** To be done **
Reproduce the data that follows in its entirety, character for character.

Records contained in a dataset
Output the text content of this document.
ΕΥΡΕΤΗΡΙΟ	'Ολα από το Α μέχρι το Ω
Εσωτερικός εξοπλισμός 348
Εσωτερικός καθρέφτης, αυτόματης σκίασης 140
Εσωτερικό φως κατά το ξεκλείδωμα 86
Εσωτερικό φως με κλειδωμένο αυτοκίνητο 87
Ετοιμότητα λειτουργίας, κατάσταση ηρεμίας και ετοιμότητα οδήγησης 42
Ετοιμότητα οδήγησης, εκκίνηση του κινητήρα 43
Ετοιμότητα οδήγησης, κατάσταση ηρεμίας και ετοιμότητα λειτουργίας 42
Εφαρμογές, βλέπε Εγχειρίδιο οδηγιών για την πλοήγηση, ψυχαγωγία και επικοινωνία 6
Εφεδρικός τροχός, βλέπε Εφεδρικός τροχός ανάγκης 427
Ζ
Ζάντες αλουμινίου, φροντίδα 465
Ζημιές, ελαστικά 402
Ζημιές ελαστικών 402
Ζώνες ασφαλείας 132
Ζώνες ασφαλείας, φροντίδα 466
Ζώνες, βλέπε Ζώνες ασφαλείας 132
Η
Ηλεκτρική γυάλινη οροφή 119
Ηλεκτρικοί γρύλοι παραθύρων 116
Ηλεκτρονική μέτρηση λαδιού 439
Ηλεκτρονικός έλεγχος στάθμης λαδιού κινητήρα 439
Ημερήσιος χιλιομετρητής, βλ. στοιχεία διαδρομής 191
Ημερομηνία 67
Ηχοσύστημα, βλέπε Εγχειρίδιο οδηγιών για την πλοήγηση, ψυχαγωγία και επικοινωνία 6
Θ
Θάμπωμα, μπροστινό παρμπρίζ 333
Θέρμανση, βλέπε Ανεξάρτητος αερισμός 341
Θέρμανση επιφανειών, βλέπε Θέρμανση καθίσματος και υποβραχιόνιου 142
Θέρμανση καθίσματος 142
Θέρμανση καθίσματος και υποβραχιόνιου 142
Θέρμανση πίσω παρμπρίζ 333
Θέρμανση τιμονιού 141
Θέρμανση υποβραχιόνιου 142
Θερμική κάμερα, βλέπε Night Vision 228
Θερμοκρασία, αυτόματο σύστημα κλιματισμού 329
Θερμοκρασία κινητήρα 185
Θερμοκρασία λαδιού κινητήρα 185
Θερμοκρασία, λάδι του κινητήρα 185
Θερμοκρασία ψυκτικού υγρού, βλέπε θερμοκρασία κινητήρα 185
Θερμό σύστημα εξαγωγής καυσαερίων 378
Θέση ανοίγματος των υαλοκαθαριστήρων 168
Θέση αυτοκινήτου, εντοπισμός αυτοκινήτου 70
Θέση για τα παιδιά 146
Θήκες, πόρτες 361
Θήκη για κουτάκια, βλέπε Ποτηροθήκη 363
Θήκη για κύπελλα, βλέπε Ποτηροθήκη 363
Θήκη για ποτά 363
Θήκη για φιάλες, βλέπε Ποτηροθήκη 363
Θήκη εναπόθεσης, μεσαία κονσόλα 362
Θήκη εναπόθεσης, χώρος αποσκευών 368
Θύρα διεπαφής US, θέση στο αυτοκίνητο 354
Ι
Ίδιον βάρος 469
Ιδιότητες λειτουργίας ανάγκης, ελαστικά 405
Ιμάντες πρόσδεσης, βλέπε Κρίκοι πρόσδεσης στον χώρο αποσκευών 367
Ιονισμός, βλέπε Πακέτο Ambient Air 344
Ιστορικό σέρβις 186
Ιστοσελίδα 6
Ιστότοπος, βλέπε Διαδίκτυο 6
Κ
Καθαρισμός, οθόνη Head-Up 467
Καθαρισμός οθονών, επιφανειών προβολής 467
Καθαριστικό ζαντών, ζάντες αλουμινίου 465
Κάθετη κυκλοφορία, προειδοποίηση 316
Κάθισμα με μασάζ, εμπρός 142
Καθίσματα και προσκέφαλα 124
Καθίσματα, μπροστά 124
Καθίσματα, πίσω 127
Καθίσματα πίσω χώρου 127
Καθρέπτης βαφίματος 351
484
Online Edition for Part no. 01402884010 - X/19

** Exercise answer **
Output the text content of this document.
ΕΥΡΕΤΗΡΙΟ	'Ολα από το Α μέχρι το Ω
Εσωτερικός εξοπλισμός 348
Εσωτερικός καθρέφτης, αυτόματης σκίασης 140
Εσωτερικό φως κατά το ξεκλείδωμα 86
Εσωτερικό φως με κλειδωμένο αυτοκίνητο 87
Ετοιμότητα λειτουργίας, κατάσταση ηρεμίας και ετοιμότητα οδήγησης 42
Ετοιμότητα οδήγησης, εκκίνηση του κινητήρα 43
Ετοιμότητα οδήγησης, κατάσταση ηρεμίας και ετοιμότητα λειτουργίας 42
Εφαρμογές, βλέπε Εγχειρίδιο οδηγιών για την πλοήγηση, ψυχαγωγία και επικοινωνία 6
Εφεδρικός τροχός, βλέπε Εφεδρικός τροχός ανάγκης 427
Ζ
Ζάντες αλουμινίου, φροντίδα 465
Ζημιές, ελαστικά 402
Ζημιές ελαστικών 402
Ζώνες ασφαλείας 132
Ζώνες ασφαλείας, φροντίδα 466
Ζώνες, βλέπε Ζώνες ασφαλείας 132
Η
Ηλεκτρική γυάλινη οροφή 119
Ηλεκτρικοί γρύλοι παραθύρων 116
Ηλεκτρονική μέτρηση λαδιού 439
Ηλεκτρονικός έλεγχος στάθμης λαδιού κινητήρα 439
Ημερήσιος χιλιομετρητής, βλ. στοιχεία διαδρομής 191
Ημερομηνία 67
Ηχοσύστημα, βλέπε Εγχειρίδιο οδηγιών για την πλοήγηση, ψυχαγωγία και επικοινωνία 6
Θ
Θάμπωμα, μπροστινό παρμπρίζ 333
Θέρμανση, βλέπε Ανεξάρτητος αερισμός 341
Θέρμανση επιφανειών, βλέπε Θέρμανση καθίσματος και υποβραχιόνιου 142
Θέρμανση καθίσματος 142
Θέρμανση καθίσματος και υποβραχιόνιου 142
Θέρμανση πίσω παρμπρίζ 333
Θέρμανση τιμονιού 141
Θέρμανση υποβραχιόνιου 142
Θερμική κάμερα, βλέπε Night Vision 228
Θερμοκρασία, αυτόματο σύστημα κλιματισμού 329
Θερμοκρασία κινητήρα 185
Θερμοκρασία λαδιού κινητήρα 185
Θερμοκρασία, λάδι του κινητήρα 185
Θερμοκρασία ψυκτικού υγρού, βλέπε θερμοκρασία κινητήρα 185
Θερμό σύστημα εξαγωγής καυσαερίων 378
Θέση ανοίγματος των υαλοκαθαριστήρων 168
Θέση αυτοκινήτου, εντοπισμός αυτοκινήτου 70
Θέση για τα παιδιά 146
Θήκες, πόρτες 361
Θήκη για κουτάκια, βλέπε Ποτηροθήκη 363
Θήκη για κύπελλα, βλέπε Ποτηροθήκη 363
Θήκη για ποτά 363
Θήκη για φιάλες, βλέπε Ποτηροθήκη 363
Θήκη εναπόθεσης, μεσαία κονσόλα 362
Θήκη εναπόθεσης, χώρος αποσκευών 368
Θύρα διεπαφής US, θέση στο αυτοκίνητο 354
Ι
Ίδιον βάρος 469
Ιδιότητες λειτουργίας ανάγκης, ελαστικά 405
Ιμάντες πρόσδεσης, βλέπε Κρίκοι πρόσδεσης στον χώρο αποσκευών 367
Ιονισμός, βλέπε Πακέτο Ambient Air 344
Ιστορικό σέρβις 186
Ιστοσελίδα 6
Ιστότοπος, βλέπε Διαδίκτυο 6
Κ
Καθαρισμός, οθόνη Head-Up 467
Καθαρισμός οθονών, επιφανειών προβολής 467
Καθαριστικό ζαντών, ζάντες αλουμινίου 465
Κάθετη κυκλοφορία, προειδοποίηση 316
Κάθισμα με μασάζ, εμπρός 142
Καθίσματα και προσκέφαλα 124
Καθίσματα, μπροστά 124
Καθίσματα, πίσω 127
Καθίσματα πίσω χώρου 127
Καθρέπτης βαφίματος 351
484
Online Edition for Part no. 01402884010 - X/19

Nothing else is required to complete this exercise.